* START Record extracts *
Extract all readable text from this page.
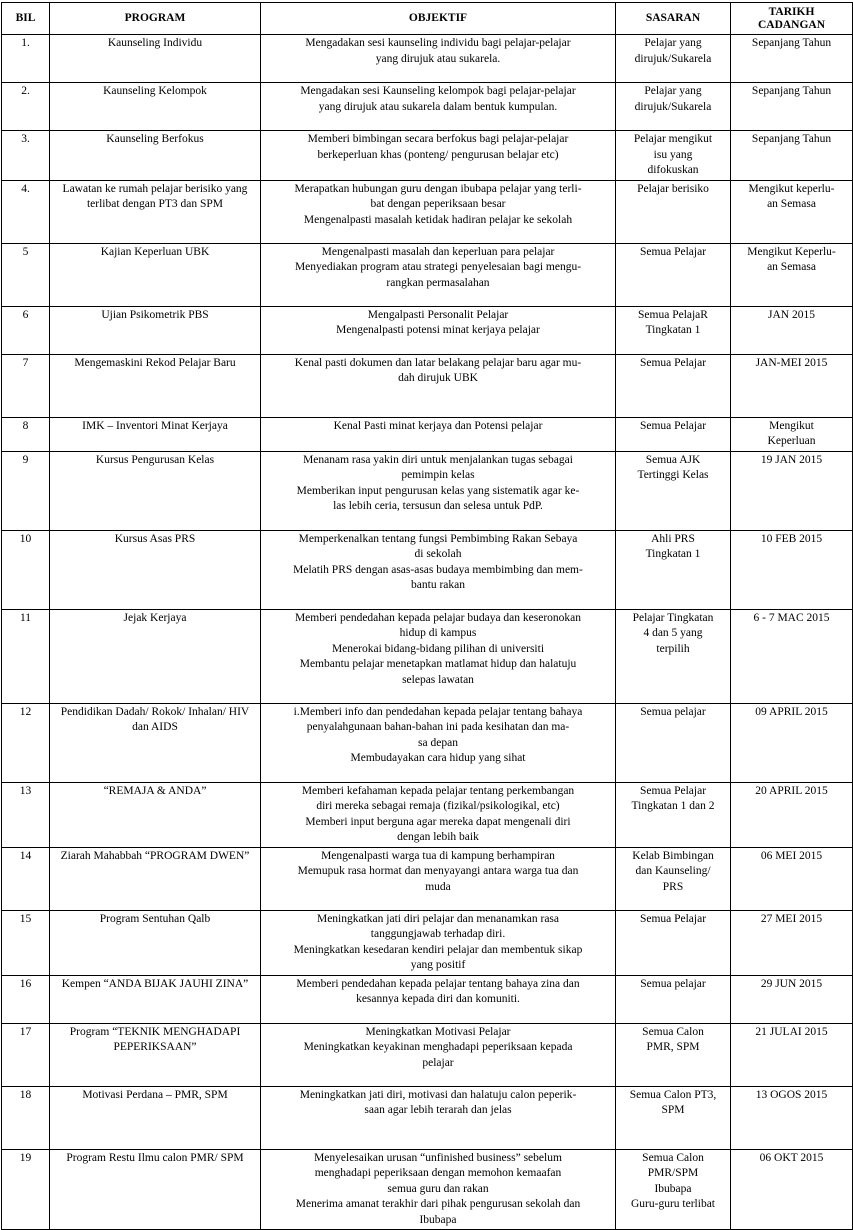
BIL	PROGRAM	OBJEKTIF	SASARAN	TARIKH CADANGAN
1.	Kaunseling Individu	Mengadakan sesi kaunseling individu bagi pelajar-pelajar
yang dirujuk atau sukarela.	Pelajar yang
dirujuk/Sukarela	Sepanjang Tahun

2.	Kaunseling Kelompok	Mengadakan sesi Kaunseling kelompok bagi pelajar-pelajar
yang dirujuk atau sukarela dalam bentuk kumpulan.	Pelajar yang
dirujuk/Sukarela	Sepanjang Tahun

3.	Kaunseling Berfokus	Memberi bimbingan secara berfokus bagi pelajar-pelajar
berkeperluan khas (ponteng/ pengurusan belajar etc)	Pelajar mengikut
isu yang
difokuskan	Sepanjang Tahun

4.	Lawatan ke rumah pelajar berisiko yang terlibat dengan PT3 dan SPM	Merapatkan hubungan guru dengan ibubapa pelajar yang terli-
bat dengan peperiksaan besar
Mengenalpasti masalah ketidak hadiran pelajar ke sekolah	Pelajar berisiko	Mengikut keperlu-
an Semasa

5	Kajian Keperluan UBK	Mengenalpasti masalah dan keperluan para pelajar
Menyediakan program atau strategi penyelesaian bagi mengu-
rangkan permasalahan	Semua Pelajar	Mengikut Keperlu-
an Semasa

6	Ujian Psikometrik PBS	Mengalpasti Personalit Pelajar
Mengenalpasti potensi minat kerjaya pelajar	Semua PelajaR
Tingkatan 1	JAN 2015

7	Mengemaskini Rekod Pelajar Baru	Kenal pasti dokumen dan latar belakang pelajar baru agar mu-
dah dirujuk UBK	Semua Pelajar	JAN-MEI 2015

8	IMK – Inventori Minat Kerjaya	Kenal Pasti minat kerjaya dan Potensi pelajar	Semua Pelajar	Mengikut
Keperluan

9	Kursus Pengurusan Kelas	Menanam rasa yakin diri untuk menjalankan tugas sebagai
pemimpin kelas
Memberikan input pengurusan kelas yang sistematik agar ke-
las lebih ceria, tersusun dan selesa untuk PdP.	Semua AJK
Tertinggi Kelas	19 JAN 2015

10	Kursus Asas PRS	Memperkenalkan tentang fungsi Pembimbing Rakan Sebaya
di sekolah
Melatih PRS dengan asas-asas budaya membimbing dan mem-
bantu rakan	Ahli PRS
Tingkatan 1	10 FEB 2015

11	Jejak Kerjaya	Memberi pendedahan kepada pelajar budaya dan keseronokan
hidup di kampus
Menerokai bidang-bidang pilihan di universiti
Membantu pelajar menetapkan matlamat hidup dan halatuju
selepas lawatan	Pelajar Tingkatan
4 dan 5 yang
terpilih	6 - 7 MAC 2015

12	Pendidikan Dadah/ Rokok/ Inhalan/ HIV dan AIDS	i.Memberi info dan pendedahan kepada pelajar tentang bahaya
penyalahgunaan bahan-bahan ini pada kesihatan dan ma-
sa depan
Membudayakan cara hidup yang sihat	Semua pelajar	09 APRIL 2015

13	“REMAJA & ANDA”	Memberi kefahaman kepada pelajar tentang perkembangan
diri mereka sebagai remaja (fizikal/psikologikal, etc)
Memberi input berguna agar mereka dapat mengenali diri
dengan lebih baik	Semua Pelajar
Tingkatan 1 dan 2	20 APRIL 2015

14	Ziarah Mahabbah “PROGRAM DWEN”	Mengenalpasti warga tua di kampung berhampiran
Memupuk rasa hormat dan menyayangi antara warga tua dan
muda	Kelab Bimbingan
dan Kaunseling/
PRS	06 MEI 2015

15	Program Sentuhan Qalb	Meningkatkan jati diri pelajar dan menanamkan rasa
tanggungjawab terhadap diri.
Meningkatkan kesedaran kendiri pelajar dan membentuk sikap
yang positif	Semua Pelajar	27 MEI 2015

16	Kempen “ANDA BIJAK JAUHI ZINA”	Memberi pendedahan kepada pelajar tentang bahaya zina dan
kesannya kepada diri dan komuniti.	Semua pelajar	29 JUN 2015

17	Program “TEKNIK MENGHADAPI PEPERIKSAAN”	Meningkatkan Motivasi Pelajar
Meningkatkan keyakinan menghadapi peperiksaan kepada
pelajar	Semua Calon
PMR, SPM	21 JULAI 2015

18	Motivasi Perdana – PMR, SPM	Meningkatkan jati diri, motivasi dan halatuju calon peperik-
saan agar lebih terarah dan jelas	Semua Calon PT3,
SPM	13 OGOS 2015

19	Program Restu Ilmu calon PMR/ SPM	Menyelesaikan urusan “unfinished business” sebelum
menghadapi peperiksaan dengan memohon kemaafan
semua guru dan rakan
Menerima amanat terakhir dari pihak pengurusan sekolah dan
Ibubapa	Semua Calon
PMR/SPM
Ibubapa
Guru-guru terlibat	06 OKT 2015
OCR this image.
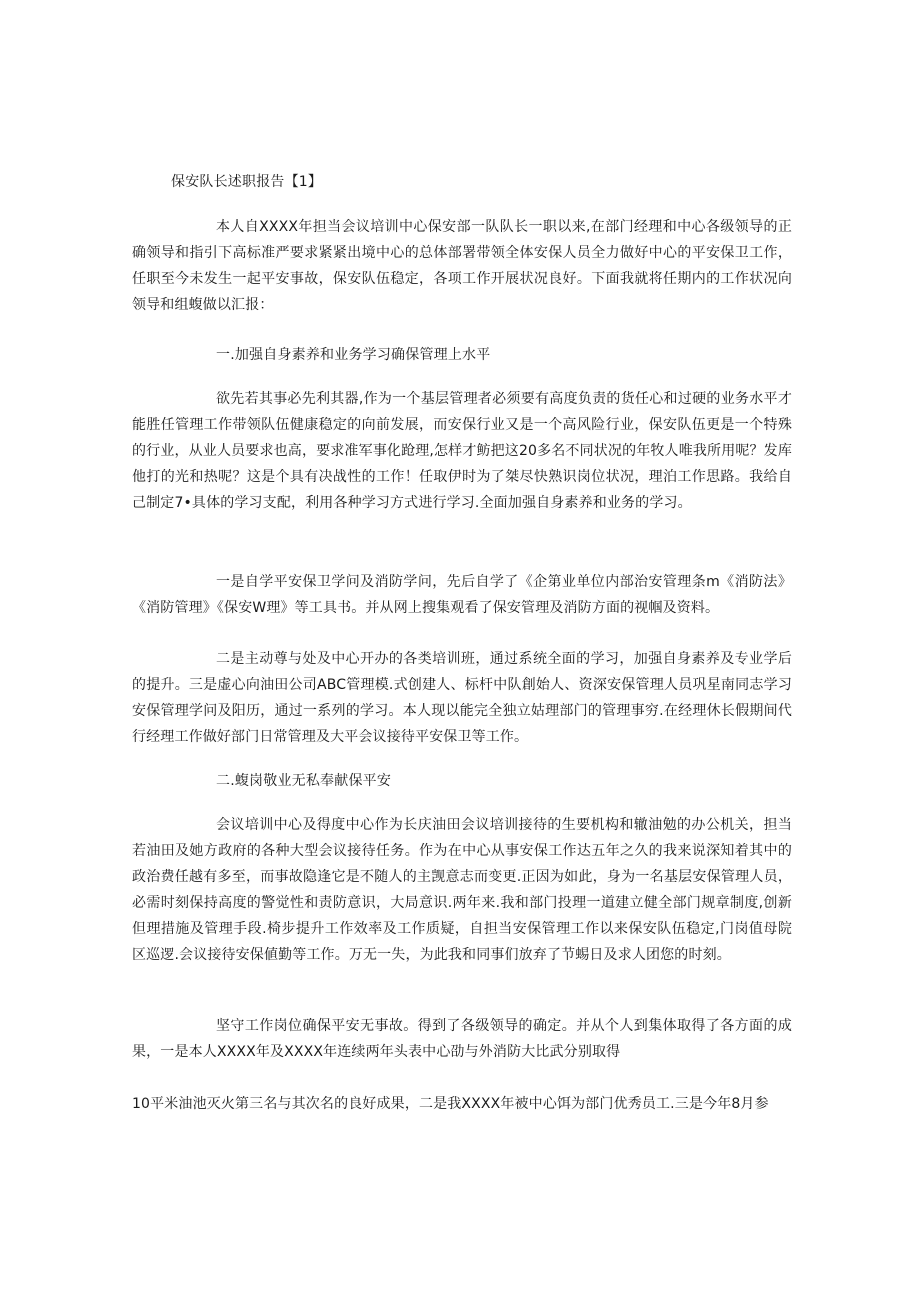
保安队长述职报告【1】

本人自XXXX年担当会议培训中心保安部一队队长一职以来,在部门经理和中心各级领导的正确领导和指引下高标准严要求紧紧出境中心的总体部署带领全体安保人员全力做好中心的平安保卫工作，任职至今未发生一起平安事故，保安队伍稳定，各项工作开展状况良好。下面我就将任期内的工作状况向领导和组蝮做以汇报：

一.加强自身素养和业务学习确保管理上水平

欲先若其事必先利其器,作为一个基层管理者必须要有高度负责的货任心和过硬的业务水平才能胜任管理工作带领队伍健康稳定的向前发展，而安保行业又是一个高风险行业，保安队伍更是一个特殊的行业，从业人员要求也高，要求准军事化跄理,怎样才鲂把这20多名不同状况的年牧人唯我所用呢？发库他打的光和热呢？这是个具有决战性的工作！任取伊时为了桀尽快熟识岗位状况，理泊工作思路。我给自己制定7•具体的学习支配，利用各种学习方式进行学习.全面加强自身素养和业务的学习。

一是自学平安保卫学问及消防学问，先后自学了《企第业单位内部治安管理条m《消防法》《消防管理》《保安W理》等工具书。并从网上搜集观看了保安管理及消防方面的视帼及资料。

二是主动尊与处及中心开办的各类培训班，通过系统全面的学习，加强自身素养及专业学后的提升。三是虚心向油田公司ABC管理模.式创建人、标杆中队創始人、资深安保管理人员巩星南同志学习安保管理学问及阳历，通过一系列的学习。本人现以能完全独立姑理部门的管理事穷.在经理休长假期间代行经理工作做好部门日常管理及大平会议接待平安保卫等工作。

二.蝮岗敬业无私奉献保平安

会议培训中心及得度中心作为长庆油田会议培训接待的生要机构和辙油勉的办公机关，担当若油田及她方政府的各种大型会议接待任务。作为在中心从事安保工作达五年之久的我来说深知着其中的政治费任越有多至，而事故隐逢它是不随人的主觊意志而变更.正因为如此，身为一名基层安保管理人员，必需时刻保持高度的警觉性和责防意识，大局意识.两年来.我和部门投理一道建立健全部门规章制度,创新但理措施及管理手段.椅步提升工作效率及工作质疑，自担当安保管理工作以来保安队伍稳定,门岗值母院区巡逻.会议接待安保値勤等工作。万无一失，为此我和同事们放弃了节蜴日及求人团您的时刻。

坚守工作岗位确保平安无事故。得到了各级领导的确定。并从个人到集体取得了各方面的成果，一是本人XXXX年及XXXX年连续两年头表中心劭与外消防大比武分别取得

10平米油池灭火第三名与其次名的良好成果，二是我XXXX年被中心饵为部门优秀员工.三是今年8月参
* END Record extracts *
> **What is required**
All of the material above should be reproduced exactly, except the pictures.

> **Answer to this exercise**
Extract all readable text from this page.
BIL	PROGRAM	OBJEKTIF	SASARAN	TARIKH CADANGAN
1.	Kaunseling Individu	Mengadakan sesi kaunseling individu bagi pelajar-pelajar
yang dirujuk atau sukarela.	Pelajar yang
dirujuk/Sukarela	Sepanjang Tahun

2.	Kaunseling Kelompok	Mengadakan sesi Kaunseling kelompok bagi pelajar-pelajar
yang dirujuk atau sukarela dalam bentuk kumpulan.	Pelajar yang
dirujuk/Sukarela	Sepanjang Tahun

3.	Kaunseling Berfokus	Memberi bimbingan secara berfokus bagi pelajar-pelajar
berkeperluan khas (ponteng/ pengurusan belajar etc)	Pelajar mengikut
isu yang
difokuskan	Sepanjang Tahun

4.	Lawatan ke rumah pelajar berisiko yang terlibat dengan PT3 dan SPM	Merapatkan hubungan guru dengan ibubapa pelajar yang terli-
bat dengan peperiksaan besar
Mengenalpasti masalah ketidak hadiran pelajar ke sekolah	Pelajar berisiko	Mengikut keperlu-
an Semasa

5	Kajian Keperluan UBK	Mengenalpasti masalah dan keperluan para pelajar
Menyediakan program atau strategi penyelesaian bagi mengu-
rangkan permasalahan	Semua Pelajar	Mengikut Keperlu-
an Semasa

6	Ujian Psikometrik PBS	Mengalpasti Personalit Pelajar
Mengenalpasti potensi minat kerjaya pelajar	Semua PelajaR
Tingkatan 1	JAN 2015

7	Mengemaskini Rekod Pelajar Baru	Kenal pasti dokumen dan latar belakang pelajar baru agar mu-
dah dirujuk UBK	Semua Pelajar	JAN-MEI 2015

8	IMK – Inventori Minat Kerjaya	Kenal Pasti minat kerjaya dan Potensi pelajar	Semua Pelajar	Mengikut
Keperluan

9	Kursus Pengurusan Kelas	Menanam rasa yakin diri untuk menjalankan tugas sebagai
pemimpin kelas
Memberikan input pengurusan kelas yang sistematik agar ke-
las lebih ceria, tersusun dan selesa untuk PdP.	Semua AJK
Tertinggi Kelas	19 JAN 2015

10	Kursus Asas PRS	Memperkenalkan tentang fungsi Pembimbing Rakan Sebaya
di sekolah
Melatih PRS dengan asas-asas budaya membimbing dan mem-
bantu rakan	Ahli PRS
Tingkatan 1	10 FEB 2015

11	Jejak Kerjaya	Memberi pendedahan kepada pelajar budaya dan keseronokan
hidup di kampus
Menerokai bidang-bidang pilihan di universiti
Membantu pelajar menetapkan matlamat hidup dan halatuju
selepas lawatan	Pelajar Tingkatan
4 dan 5 yang
terpilih	6 - 7 MAC 2015

12	Pendidikan Dadah/ Rokok/ Inhalan/ HIV dan AIDS	i.Memberi info dan pendedahan kepada pelajar tentang bahaya
penyalahgunaan bahan-bahan ini pada kesihatan dan ma-
sa depan
Membudayakan cara hidup yang sihat	Semua pelajar	09 APRIL 2015

13	“REMAJA & ANDA”	Memberi kefahaman kepada pelajar tentang perkembangan
diri mereka sebagai remaja (fizikal/psikologikal, etc)
Memberi input berguna agar mereka dapat mengenali diri
dengan lebih baik	Semua Pelajar
Tingkatan 1 dan 2	20 APRIL 2015

14	Ziarah Mahabbah “PROGRAM DWEN”	Mengenalpasti warga tua di kampung berhampiran
Memupuk rasa hormat dan menyayangi antara warga tua dan
muda	Kelab Bimbingan
dan Kaunseling/
PRS	06 MEI 2015

15	Program Sentuhan Qalb	Meningkatkan jati diri pelajar dan menanamkan rasa
tanggungjawab terhadap diri.
Meningkatkan kesedaran kendiri pelajar dan membentuk sikap
yang positif	Semua Pelajar	27 MEI 2015

16	Kempen “ANDA BIJAK JAUHI ZINA”	Memberi pendedahan kepada pelajar tentang bahaya zina dan
kesannya kepada diri dan komuniti.	Semua pelajar	29 JUN 2015

17	Program “TEKNIK MENGHADAPI PEPERIKSAAN”	Meningkatkan Motivasi Pelajar
Meningkatkan keyakinan menghadapi peperiksaan kepada
pelajar	Semua Calon
PMR, SPM	21 JULAI 2015

18	Motivasi Perdana – PMR, SPM	Meningkatkan jati diri, motivasi dan halatuju calon peperik-
saan agar lebih terarah dan jelas	Semua Calon PT3,
SPM	13 OGOS 2015

19	Program Restu Ilmu calon PMR/ SPM	Menyelesaikan urusan “unfinished business” sebelum
menghadapi peperiksaan dengan memohon kemaafan
semua guru dan rakan
Menerima amanat terakhir dari pihak pengurusan sekolah dan
Ibubapa	Semua Calon
PMR/SPM
Ibubapa
Guru-guru terlibat	06 OKT 2015
OCR this image.
保安队长述职报告【1】

本人自XXXX年担当会议培训中心保安部一队队长一职以来,在部门经理和中心各级领导的正确领导和指引下高标准严要求紧紧出境中心的总体部署带领全体安保人员全力做好中心的平安保卫工作，任职至今未发生一起平安事故，保安队伍稳定，各项工作开展状况良好。下面我就将任期内的工作状况向领导和组蝮做以汇报：

一.加强自身素养和业务学习确保管理上水平

欲先若其事必先利其器,作为一个基层管理者必须要有高度负责的货任心和过硬的业务水平才能胜任管理工作带领队伍健康稳定的向前发展，而安保行业又是一个高风险行业，保安队伍更是一个特殊的行业，从业人员要求也高，要求准军事化跄理,怎样才鲂把这20多名不同状况的年牧人唯我所用呢？发库他打的光和热呢？这是个具有决战性的工作！任取伊时为了桀尽快熟识岗位状况，理泊工作思路。我给自己制定7•具体的学习支配，利用各种学习方式进行学习.全面加强自身素养和业务的学习。

一是自学平安保卫学问及消防学问，先后自学了《企第业单位内部治安管理条m《消防法》《消防管理》《保安W理》等工具书。并从网上搜集观看了保安管理及消防方面的视帼及资料。

二是主动尊与处及中心开办的各类培训班，通过系统全面的学习，加强自身素养及专业学后的提升。三是虚心向油田公司ABC管理模.式创建人、标杆中队創始人、资深安保管理人员巩星南同志学习安保管理学问及阳历，通过一系列的学习。本人现以能完全独立姑理部门的管理事穷.在经理休长假期间代行经理工作做好部门日常管理及大平会议接待平安保卫等工作。

二.蝮岗敬业无私奉献保平安

会议培训中心及得度中心作为长庆油田会议培训接待的生要机构和辙油勉的办公机关，担当若油田及她方政府的各种大型会议接待任务。作为在中心从事安保工作达五年之久的我来说深知着其中的政治费任越有多至，而事故隐逢它是不随人的主觊意志而变更.正因为如此，身为一名基层安保管理人员，必需时刻保持高度的警觉性和责防意识，大局意识.两年来.我和部门投理一道建立健全部门规章制度,创新但理措施及管理手段.椅步提升工作效率及工作质疑，自担当安保管理工作以来保安队伍稳定,门岗值母院区巡逻.会议接待安保値勤等工作。万无一失，为此我和同事们放弃了节蜴日及求人团您的时刻。

坚守工作岗位确保平安无事故。得到了各级领导的确定。并从个人到集体取得了各方面的成果，一是本人XXXX年及XXXX年连续两年头表中心劭与外消防大比武分别取得

10平米油池灭火第三名与其次名的良好成果，二是我XXXX年被中心饵为部门优秀员工.三是今年8月参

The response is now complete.